### [Given request]
Gather every line in the records below that contains the word "title".

- - - -

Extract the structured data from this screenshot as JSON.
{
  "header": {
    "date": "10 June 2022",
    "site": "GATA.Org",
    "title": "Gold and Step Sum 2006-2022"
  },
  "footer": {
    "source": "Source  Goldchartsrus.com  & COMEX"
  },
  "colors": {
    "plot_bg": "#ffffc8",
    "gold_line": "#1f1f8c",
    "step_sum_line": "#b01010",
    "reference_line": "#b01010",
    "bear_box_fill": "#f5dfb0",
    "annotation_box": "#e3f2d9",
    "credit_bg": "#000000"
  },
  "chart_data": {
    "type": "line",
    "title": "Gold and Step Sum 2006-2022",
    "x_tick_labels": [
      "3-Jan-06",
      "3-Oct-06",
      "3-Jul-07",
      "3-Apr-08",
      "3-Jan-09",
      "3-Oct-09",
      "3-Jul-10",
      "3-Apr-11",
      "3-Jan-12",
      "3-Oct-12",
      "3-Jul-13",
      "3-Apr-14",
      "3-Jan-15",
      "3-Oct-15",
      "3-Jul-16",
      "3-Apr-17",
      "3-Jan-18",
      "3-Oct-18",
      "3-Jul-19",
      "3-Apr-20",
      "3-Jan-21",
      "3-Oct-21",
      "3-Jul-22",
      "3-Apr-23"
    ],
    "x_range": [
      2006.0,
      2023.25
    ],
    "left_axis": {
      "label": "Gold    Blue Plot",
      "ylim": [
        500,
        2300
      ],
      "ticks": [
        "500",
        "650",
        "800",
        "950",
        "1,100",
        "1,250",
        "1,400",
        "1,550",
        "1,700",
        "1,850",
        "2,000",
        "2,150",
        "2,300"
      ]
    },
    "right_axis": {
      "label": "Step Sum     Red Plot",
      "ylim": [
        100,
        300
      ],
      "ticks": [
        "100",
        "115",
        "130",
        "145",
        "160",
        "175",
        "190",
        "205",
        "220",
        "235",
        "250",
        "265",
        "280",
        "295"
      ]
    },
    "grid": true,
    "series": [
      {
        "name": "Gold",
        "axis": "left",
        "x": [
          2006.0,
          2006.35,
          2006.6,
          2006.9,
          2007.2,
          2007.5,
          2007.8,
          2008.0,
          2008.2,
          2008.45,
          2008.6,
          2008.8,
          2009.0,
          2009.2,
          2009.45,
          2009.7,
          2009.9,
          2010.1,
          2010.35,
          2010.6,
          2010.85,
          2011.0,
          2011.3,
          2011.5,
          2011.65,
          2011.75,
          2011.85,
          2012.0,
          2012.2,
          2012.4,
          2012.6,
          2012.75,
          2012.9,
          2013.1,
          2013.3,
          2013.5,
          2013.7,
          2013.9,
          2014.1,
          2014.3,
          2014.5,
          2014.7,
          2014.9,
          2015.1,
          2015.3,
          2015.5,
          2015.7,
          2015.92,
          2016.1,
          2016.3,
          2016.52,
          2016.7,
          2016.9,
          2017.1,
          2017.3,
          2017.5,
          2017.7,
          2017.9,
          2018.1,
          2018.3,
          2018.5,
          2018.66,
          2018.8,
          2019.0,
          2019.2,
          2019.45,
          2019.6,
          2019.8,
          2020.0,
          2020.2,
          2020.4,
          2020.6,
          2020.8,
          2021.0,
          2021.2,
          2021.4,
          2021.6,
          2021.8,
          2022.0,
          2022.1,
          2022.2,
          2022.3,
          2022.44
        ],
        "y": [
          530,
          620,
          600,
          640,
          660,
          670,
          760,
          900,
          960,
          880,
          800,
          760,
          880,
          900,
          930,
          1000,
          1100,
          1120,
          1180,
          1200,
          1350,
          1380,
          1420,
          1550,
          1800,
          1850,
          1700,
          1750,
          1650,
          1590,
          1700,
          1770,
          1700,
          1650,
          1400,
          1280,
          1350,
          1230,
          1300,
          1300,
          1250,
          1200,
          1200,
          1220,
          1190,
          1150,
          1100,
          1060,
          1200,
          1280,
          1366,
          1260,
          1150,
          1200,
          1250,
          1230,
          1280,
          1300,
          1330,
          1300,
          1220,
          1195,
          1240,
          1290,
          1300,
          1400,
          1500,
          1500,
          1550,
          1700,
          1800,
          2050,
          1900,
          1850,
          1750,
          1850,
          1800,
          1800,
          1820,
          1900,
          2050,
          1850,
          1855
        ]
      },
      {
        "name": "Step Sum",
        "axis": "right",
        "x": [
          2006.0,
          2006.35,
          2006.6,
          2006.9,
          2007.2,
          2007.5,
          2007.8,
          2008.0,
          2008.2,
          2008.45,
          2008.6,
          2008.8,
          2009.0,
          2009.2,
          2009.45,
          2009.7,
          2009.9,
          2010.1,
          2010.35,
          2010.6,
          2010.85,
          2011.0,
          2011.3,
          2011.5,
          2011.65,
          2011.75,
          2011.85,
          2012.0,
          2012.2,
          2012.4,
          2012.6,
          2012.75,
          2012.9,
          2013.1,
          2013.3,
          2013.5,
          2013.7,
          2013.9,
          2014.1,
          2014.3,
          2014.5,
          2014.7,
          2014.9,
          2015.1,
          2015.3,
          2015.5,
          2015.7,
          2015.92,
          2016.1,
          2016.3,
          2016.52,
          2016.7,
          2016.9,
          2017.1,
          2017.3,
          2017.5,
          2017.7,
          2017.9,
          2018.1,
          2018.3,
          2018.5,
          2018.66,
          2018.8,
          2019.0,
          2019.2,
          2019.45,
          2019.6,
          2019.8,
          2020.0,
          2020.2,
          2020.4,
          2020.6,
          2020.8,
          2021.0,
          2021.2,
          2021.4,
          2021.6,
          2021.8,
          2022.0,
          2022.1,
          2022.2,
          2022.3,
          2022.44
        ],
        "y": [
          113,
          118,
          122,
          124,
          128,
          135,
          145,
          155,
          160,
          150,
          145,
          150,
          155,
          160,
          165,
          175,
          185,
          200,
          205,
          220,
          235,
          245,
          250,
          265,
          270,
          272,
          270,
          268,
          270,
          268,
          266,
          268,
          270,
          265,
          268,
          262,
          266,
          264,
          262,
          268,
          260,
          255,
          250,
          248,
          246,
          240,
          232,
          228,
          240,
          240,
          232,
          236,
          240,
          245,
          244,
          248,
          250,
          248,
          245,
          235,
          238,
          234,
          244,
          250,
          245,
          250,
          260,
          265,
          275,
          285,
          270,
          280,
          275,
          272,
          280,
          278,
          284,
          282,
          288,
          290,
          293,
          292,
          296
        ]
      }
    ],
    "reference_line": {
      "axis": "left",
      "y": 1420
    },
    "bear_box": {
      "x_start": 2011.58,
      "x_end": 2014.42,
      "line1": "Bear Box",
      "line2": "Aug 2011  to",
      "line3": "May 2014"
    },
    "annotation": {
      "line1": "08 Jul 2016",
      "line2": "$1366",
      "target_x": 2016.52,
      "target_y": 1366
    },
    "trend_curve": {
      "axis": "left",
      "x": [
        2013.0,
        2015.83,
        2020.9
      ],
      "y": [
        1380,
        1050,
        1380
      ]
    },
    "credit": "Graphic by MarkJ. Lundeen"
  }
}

- - - -

### [Correct response]
    "title": "Gold and Step Sum 2006-2022"
    "title": "Gold and Step Sum 2006-2022",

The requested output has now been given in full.